§ Tasks for this exercise
• a. Please retype the comment thread word for word, starting at "Hello! I would" and ending at "powering a device.".
• b. List the usernames of everyone who posted in the comment thread.

We welcome your comments and suggestions below. However, if you are looking for solutions to technical questions please see our Technical Assistance page.

  • Gregoroviche / about 2 years ago * / 1

    I have tested 3 different PCBs with 3 different 10Ahr batteries, all providing a nominal 3.7-3.9V. I have been charging them with 1.2-2A USB wall chargers for most of the day. The charging LED has yet to turn off, but maybe they haven't reached full charge, yet. As soon as I disconnect the micro-USB charger all LEDs turn off and I loose the 5V line. When the battery switch is in the ON position (no charger), the battery terminals sag to < 0.5V and no 5V line from the booster (giving 10mV). With the battery switch in the OFF position, I read the nominal 3.8V on the Li ion battery pack, and expectedly nothing else is powered. I have tried charging for > 6 hours in both the ON and OFF battery switch positions, and still am not getting 5V out once the charger is disconnected. Is there something I am missing? I can power a circuit directly off of the batteries, so I know there is juice. I need the charging and management circuit though, as well as the 5V switcher line.

  • Member #1296093 / about 5 years ago / 1

    Hello!! I was using this circuit and everything was working fine. I tested this board by removing the battery and just by connecting through USB cable. A this moment, it is able to make 5v (which was expected), but, when I'm connecting this 5v to any load, the led stop glowing and there is no output at 5v output terminal. So, this board is working only when the battery is connected and we are using a USB cable to charge that but why its not working when we are powering it through USB cable( without the battery connection) and connecting it to the load?? When there is no battery, still we are getting voltage from USB which boost IC is converting to 5v. So, whats the difference when we are powering it through USB or LIPO battery?

    • santaimpersonator / about 5 years ago / 1

      Hi there, it sounds like you are looking for technical assistance. Please use the link in the banner above or the steps in the troubleshooting section, to get started with posting a topic in our forums.Our technical support team will do their best to assist you.

      That being said, my guess is that the charge that you are pulling is getting supplemented by the battery. Therefore, when you disconnect the battery the USB connection alone (through the charge circuit) can't provide the current draw you need.

  • Flecko / about 6 years ago / 1

    Can you hook a solar panel up to the input to charge the battery?

  • Member #1382098 / about 6 years ago * / 1

    Hello! I would like to add a load sharing circuit to this board in order to use a LiPo battery as a backup battery. I've found this load sharing circuit. Do you see any problems in adding the load sharing circuit (Q1, D1 and R2 in my diagram) before the VIN pin of PAM2401? So that when USB power is applied the VIN pin of PAM2401 will be VUSB - VD1 (drop over D1) and when USB power is off the VIN pin of PAM2401 will be VBAT - VSD (drop over Q1). In both cases, my output (PAM2401 output) would be regulated to 5V. Is that correct? Thanks!

  • Member #746297 / about 6 years ago / 1

    I have a question about this board. While charging a lipo does the board automatically disconnect the arduino from the lipo and power it off of the external power? I've heard that you shouldn't charge a lipo while it is powering a device.

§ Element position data

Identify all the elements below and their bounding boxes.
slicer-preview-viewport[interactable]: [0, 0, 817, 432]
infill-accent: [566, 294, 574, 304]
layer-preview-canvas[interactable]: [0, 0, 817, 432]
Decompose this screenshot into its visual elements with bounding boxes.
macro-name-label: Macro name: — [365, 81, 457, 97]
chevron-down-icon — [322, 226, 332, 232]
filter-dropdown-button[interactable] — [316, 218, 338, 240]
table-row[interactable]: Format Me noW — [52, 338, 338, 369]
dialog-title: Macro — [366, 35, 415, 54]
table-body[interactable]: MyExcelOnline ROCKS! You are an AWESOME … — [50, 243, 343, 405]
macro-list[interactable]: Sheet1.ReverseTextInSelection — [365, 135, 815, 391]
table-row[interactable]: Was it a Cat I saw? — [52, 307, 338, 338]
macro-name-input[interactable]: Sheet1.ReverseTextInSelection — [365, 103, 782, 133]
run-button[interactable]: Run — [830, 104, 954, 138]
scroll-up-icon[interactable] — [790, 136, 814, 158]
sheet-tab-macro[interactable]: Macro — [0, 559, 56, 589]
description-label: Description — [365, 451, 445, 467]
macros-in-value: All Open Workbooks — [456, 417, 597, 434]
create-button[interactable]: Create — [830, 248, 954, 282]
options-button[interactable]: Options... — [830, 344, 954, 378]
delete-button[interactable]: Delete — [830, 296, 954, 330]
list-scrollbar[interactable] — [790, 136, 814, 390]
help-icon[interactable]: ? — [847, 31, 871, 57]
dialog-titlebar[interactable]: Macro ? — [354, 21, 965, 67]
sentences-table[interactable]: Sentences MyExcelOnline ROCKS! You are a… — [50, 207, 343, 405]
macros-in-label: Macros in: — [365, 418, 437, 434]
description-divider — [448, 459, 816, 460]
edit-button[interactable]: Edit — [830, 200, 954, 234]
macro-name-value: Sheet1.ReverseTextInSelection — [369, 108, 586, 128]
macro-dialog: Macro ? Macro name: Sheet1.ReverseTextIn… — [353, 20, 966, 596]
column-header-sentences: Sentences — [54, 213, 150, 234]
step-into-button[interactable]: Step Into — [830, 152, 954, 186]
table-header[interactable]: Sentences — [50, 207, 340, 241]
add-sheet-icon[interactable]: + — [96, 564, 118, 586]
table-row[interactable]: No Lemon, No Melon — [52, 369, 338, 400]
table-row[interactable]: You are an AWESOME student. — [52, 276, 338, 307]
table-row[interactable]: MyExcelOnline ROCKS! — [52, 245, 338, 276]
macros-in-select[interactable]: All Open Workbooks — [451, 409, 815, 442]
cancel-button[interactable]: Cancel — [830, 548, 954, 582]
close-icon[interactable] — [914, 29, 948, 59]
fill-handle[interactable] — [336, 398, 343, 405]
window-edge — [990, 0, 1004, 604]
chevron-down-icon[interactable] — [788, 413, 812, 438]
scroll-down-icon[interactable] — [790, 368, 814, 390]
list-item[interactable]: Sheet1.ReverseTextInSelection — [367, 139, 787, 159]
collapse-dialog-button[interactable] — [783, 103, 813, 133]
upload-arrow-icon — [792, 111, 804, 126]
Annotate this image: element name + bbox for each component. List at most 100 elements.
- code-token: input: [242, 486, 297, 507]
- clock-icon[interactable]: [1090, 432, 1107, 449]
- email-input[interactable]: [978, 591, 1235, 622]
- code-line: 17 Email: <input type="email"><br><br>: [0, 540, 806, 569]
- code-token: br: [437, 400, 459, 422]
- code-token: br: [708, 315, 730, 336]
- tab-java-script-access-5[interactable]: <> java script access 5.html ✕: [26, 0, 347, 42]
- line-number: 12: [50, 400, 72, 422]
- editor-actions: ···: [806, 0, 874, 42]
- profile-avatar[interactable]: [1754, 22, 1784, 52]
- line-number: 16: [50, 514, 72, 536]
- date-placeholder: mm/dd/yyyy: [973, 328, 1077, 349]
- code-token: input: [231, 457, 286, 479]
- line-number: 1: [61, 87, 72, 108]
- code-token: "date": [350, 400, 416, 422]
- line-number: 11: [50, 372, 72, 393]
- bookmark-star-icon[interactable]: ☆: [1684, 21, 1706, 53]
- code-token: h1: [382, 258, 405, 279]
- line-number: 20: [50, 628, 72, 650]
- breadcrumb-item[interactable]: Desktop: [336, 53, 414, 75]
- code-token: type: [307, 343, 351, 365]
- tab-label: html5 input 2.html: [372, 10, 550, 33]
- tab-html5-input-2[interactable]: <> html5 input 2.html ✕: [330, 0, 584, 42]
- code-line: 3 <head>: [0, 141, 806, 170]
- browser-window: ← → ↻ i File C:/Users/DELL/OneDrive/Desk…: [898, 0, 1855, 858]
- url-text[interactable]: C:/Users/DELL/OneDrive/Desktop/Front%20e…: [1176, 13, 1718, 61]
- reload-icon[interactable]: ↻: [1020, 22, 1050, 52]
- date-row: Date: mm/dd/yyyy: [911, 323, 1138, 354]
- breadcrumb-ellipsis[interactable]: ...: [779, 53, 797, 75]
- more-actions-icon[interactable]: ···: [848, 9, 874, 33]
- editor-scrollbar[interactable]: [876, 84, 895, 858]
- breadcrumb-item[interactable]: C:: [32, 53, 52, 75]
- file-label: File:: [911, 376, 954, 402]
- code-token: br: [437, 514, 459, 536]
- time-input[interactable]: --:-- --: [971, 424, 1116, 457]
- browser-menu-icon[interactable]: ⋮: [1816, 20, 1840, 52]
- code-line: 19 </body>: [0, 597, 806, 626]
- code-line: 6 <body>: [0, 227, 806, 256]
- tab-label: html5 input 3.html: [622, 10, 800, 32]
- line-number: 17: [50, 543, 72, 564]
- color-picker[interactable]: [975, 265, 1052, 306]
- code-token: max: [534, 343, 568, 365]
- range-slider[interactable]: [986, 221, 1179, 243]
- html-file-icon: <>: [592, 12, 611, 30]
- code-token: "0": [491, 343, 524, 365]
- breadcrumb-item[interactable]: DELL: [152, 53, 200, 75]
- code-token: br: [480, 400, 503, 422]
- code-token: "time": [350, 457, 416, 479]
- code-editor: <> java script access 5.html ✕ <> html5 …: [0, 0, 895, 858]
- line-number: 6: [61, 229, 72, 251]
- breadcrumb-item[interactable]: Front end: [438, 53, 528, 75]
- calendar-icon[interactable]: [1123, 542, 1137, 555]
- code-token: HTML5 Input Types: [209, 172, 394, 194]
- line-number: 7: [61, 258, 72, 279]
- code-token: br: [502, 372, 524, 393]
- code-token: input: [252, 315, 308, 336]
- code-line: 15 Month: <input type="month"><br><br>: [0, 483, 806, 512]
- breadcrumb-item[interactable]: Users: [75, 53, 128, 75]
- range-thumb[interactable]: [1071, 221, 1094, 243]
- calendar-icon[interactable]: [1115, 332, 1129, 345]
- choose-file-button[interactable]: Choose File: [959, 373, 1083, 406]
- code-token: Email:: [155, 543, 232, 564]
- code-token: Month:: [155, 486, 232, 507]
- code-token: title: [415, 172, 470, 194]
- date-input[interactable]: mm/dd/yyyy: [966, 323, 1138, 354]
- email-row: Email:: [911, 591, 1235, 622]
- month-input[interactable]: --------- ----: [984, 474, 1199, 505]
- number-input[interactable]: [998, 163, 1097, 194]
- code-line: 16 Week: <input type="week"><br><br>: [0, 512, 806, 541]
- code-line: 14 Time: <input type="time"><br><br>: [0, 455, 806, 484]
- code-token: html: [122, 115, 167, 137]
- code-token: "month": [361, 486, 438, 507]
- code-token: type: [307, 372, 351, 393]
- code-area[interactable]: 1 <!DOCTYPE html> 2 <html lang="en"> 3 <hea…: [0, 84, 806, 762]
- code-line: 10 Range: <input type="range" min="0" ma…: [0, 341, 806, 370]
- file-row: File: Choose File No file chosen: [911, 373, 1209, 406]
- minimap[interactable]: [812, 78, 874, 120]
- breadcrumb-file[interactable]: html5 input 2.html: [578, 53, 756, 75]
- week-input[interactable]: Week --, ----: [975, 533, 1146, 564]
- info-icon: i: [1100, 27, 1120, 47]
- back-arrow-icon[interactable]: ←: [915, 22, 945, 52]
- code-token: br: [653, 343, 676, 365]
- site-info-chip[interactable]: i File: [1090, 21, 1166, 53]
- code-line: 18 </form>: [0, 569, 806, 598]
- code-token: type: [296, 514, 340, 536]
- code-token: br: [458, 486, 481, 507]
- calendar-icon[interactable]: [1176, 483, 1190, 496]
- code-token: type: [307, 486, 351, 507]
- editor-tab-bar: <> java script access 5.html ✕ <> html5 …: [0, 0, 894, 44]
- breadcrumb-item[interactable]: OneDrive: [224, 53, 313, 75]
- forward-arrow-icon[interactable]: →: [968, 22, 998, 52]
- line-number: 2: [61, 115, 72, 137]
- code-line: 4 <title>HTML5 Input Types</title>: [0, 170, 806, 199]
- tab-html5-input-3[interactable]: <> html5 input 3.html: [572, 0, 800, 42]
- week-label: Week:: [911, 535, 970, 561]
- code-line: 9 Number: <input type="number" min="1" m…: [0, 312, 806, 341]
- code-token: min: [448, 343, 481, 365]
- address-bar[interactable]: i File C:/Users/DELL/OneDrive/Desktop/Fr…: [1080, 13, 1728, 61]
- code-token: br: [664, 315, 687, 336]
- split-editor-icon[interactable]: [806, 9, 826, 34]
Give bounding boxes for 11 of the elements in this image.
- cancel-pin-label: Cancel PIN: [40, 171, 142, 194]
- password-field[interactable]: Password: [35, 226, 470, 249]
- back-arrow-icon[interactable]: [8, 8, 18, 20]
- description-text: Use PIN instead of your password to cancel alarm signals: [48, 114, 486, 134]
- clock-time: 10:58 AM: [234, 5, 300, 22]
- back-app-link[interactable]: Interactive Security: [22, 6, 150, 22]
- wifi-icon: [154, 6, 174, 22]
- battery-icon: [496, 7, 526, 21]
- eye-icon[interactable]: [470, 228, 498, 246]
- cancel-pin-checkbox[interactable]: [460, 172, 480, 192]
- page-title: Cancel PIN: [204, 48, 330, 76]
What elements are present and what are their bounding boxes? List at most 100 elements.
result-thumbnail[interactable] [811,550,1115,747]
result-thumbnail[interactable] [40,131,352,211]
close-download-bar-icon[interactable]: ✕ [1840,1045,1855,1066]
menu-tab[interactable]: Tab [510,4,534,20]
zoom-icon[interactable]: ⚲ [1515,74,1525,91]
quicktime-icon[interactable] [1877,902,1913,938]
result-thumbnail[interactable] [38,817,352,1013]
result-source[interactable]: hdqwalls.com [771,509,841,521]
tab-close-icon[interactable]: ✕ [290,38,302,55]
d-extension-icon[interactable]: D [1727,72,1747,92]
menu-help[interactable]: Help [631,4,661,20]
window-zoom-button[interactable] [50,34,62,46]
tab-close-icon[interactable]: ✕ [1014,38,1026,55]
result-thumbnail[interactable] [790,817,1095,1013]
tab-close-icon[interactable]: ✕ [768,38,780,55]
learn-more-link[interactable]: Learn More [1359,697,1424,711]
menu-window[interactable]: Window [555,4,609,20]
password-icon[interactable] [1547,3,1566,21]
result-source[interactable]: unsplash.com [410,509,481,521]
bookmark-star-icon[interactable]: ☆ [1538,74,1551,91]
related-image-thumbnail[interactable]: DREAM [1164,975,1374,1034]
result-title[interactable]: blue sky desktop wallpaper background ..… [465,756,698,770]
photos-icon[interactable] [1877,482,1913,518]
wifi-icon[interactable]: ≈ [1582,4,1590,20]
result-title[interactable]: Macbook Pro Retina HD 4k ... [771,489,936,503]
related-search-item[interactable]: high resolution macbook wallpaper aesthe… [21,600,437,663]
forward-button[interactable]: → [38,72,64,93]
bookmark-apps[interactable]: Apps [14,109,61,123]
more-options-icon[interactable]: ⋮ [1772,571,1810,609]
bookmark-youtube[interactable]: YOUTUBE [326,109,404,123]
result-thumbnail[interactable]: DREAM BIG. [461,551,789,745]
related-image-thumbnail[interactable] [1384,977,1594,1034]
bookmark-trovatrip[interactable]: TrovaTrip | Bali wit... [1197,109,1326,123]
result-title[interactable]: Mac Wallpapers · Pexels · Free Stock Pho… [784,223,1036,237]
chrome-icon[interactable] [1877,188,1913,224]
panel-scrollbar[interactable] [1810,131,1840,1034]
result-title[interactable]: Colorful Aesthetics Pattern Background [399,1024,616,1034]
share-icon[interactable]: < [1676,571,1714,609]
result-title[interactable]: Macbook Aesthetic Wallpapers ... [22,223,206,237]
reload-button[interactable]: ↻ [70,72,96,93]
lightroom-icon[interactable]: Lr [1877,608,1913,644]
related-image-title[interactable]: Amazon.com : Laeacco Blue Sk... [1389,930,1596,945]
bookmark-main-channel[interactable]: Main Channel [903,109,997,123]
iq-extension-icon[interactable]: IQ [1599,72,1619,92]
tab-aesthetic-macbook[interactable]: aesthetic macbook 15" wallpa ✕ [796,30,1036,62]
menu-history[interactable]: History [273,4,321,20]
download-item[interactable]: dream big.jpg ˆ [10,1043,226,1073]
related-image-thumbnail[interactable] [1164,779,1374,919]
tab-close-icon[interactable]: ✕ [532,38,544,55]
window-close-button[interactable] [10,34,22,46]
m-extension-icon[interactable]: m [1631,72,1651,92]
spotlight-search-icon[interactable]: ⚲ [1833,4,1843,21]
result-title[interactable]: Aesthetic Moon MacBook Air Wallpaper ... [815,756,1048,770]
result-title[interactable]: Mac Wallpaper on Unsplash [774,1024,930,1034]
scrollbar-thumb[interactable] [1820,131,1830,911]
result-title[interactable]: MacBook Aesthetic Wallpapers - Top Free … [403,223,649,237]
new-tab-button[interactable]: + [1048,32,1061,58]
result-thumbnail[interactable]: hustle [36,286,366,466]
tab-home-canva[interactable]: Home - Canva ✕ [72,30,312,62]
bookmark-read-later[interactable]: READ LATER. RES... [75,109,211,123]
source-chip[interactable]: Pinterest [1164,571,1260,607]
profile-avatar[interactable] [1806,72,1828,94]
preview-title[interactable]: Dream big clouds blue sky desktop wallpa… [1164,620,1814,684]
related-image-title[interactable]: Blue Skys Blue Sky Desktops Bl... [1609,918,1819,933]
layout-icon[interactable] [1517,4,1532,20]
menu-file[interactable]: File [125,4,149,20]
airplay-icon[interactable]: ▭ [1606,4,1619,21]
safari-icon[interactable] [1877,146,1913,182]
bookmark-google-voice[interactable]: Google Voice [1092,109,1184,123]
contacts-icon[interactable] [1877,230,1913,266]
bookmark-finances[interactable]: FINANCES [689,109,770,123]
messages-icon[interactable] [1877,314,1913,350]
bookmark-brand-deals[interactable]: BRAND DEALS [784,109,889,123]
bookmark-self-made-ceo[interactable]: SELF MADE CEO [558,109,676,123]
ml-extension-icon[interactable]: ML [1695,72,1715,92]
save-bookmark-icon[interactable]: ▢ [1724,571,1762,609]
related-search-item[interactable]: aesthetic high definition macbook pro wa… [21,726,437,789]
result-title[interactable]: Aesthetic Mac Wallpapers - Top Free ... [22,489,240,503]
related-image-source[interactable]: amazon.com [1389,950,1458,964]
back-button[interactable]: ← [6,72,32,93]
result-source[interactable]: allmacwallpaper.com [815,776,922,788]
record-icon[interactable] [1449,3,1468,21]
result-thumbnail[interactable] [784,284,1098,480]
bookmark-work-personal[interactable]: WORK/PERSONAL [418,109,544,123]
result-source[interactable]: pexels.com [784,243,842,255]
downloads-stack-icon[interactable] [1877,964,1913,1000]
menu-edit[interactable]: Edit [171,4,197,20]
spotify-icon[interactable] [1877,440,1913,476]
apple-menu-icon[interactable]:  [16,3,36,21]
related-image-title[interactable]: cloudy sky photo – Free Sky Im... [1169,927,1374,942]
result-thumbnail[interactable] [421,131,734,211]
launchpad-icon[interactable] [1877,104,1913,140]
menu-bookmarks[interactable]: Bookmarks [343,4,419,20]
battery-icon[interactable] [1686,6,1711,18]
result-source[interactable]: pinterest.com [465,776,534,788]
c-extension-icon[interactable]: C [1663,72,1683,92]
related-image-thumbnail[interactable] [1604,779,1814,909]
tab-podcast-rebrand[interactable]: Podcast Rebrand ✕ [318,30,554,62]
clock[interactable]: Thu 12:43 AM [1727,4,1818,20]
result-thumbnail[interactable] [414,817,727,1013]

§ Task-by-task results
• a.
Hello! I would like to add a load sharing circuit to this board in order to use a LiPo battery as a backup battery. I've found this load sharing circuit. Do you see any problems in adding the load sharing circuit (Q1, D1 and R2 in my diagram) before the VIN pin of PAM2401? So that when USB power is applied the VIN pin of PAM2401 will be VUSB - VD1 (drop over D1) and when USB power is off the VIN pin of PAM2401 will be VBAT - VSD (drop over Q1). In both cases, my output (PAM2401 output) would be regulated to 5V. Is that correct? Thanks!

  • Member #746297 / about 6 years ago / 1

    I have a question about this board. While charging a lipo does the board automatically disconnect the arduino from the lipo and power it off of the external power? I've heard that you shouldn't charge a lipo while it is powering a device.

• b.
Gregoroviche
Member #1296093
santaimpersonator
Flecko
Member #1382098
Member #746297